- STATED TASK
Reproduce the listing word for word, leaving every picture behind.

- SUPPLIED RECORDS
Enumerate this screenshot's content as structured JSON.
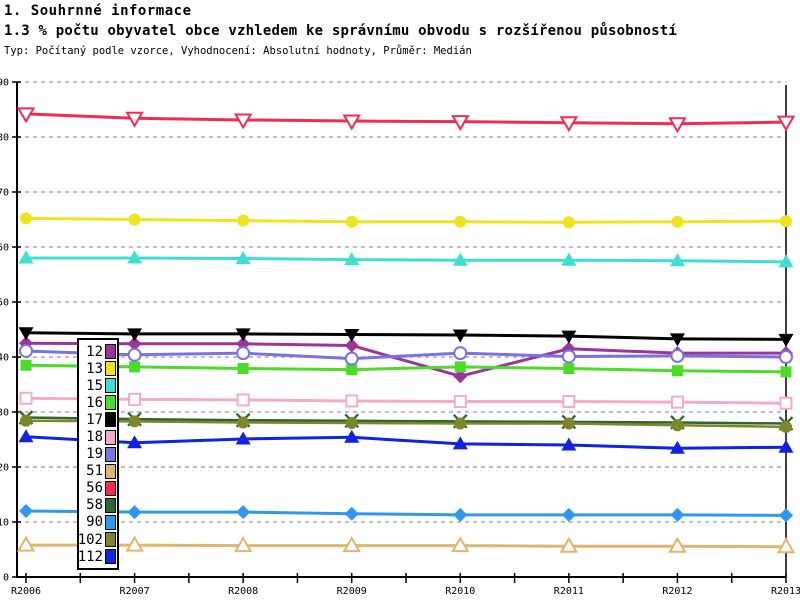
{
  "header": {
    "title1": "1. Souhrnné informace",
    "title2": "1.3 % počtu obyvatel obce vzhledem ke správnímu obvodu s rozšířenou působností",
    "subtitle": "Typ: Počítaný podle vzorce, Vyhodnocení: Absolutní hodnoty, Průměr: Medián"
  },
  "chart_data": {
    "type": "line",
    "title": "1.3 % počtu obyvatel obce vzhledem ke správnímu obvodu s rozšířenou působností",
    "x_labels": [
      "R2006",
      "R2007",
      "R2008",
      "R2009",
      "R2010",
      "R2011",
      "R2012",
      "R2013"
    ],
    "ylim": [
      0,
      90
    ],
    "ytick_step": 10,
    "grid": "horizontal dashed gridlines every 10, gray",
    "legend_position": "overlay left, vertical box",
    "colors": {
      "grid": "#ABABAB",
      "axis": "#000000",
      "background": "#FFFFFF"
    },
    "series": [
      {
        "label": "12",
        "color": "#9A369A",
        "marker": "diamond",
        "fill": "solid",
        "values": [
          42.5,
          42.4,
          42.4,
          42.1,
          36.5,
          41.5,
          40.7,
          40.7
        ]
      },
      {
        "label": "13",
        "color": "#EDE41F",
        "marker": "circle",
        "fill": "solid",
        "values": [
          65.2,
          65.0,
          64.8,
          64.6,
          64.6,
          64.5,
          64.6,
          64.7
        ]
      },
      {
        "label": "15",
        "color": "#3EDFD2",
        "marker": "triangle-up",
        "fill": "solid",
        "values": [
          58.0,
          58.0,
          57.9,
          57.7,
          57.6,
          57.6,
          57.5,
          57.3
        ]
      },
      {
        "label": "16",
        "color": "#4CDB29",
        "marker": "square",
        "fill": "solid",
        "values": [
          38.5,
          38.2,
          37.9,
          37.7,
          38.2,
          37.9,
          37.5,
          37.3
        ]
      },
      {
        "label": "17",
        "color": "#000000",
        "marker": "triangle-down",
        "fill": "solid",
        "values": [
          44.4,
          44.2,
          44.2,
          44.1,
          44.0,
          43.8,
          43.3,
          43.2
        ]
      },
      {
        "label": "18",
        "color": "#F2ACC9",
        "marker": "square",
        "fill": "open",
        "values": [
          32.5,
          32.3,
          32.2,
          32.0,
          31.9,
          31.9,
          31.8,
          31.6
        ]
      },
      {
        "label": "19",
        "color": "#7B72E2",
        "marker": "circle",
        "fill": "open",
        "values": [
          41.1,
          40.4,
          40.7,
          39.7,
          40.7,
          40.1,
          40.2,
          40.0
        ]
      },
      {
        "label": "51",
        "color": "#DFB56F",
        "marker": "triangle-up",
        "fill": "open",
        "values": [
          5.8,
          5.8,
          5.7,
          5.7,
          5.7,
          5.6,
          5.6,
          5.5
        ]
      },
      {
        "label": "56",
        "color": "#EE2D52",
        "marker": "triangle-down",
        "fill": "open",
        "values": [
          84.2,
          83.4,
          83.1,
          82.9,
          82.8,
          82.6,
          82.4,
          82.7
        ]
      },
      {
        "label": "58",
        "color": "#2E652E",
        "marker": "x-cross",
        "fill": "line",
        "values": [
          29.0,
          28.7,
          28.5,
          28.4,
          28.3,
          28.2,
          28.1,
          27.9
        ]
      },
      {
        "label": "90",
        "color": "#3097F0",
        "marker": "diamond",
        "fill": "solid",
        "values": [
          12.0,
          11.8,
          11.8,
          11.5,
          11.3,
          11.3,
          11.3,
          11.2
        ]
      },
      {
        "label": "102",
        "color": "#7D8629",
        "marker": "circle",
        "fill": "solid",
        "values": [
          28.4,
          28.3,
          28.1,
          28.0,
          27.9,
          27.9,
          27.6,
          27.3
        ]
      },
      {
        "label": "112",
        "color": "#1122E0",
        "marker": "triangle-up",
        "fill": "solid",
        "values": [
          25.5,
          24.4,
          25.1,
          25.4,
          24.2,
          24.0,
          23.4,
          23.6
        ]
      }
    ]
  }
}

- COMPLETED EXERCISE
Enumerate this screenshot's content as structured JSON.
{
  "header": {
    "title1": "1. Souhrnné informace",
    "title2": "1.3 % počtu obyvatel obce vzhledem ke správnímu obvodu s rozšířenou působností",
    "subtitle": "Typ: Počítaný podle vzorce, Vyhodnocení: Absolutní hodnoty, Průměr: Medián"
  },
  "chart_data": {
    "type": "line",
    "title": "1.3 % počtu obyvatel obce vzhledem ke správnímu obvodu s rozšířenou působností",
    "x_labels": [
      "R2006",
      "R2007",
      "R2008",
      "R2009",
      "R2010",
      "R2011",
      "R2012",
      "R2013"
    ],
    "ylim": [
      0,
      90
    ],
    "ytick_step": 10,
    "grid": "horizontal dashed gridlines every 10, gray",
    "legend_position": "overlay left, vertical box",
    "colors": {
      "grid": "#ABABAB",
      "axis": "#000000",
      "background": "#FFFFFF"
    },
    "series": [
      {
        "label": "12",
        "color": "#9A369A",
        "marker": "diamond",
        "fill": "solid",
        "values": [
          42.5,
          42.4,
          42.4,
          42.1,
          36.5,
          41.5,
          40.7,
          40.7
        ]
      },
      {
        "label": "13",
        "color": "#EDE41F",
        "marker": "circle",
        "fill": "solid",
        "values": [
          65.2,
          65.0,
          64.8,
          64.6,
          64.6,
          64.5,
          64.6,
          64.7
        ]
      },
      {
        "label": "15",
        "color": "#3EDFD2",
        "marker": "triangle-up",
        "fill": "solid",
        "values": [
          58.0,
          58.0,
          57.9,
          57.7,
          57.6,
          57.6,
          57.5,
          57.3
        ]
      },
      {
        "label": "16",
        "color": "#4CDB29",
        "marker": "square",
        "fill": "solid",
        "values": [
          38.5,
          38.2,
          37.9,
          37.7,
          38.2,
          37.9,
          37.5,
          37.3
        ]
      },
      {
        "label": "17",
        "color": "#000000",
        "marker": "triangle-down",
        "fill": "solid",
        "values": [
          44.4,
          44.2,
          44.2,
          44.1,
          44.0,
          43.8,
          43.3,
          43.2
        ]
      },
      {
        "label": "18",
        "color": "#F2ACC9",
        "marker": "square",
        "fill": "open",
        "values": [
          32.5,
          32.3,
          32.2,
          32.0,
          31.9,
          31.9,
          31.8,
          31.6
        ]
      },
      {
        "label": "19",
        "color": "#7B72E2",
        "marker": "circle",
        "fill": "open",
        "values": [
          41.1,
          40.4,
          40.7,
          39.7,
          40.7,
          40.1,
          40.2,
          40.0
        ]
      },
      {
        "label": "51",
        "color": "#DFB56F",
        "marker": "triangle-up",
        "fill": "open",
        "values": [
          5.8,
          5.8,
          5.7,
          5.7,
          5.7,
          5.6,
          5.6,
          5.5
        ]
      },
      {
        "label": "56",
        "color": "#EE2D52",
        "marker": "triangle-down",
        "fill": "open",
        "values": [
          84.2,
          83.4,
          83.1,
          82.9,
          82.8,
          82.6,
          82.4,
          82.7
        ]
      },
      {
        "label": "58",
        "color": "#2E652E",
        "marker": "x-cross",
        "fill": "line",
        "values": [
          29.0,
          28.7,
          28.5,
          28.4,
          28.3,
          28.2,
          28.1,
          27.9
        ]
      },
      {
        "label": "90",
        "color": "#3097F0",
        "marker": "diamond",
        "fill": "solid",
        "values": [
          12.0,
          11.8,
          11.8,
          11.5,
          11.3,
          11.3,
          11.3,
          11.2
        ]
      },
      {
        "label": "102",
        "color": "#7D8629",
        "marker": "circle",
        "fill": "solid",
        "values": [
          28.4,
          28.3,
          28.1,
          28.0,
          27.9,
          27.9,
          27.6,
          27.3
        ]
      },
      {
        "label": "112",
        "color": "#1122E0",
        "marker": "triangle-up",
        "fill": "solid",
        "values": [
          25.5,
          24.4,
          25.1,
          25.4,
          24.2,
          24.0,
          23.4,
          23.6
        ]
      }
    ]
  }
}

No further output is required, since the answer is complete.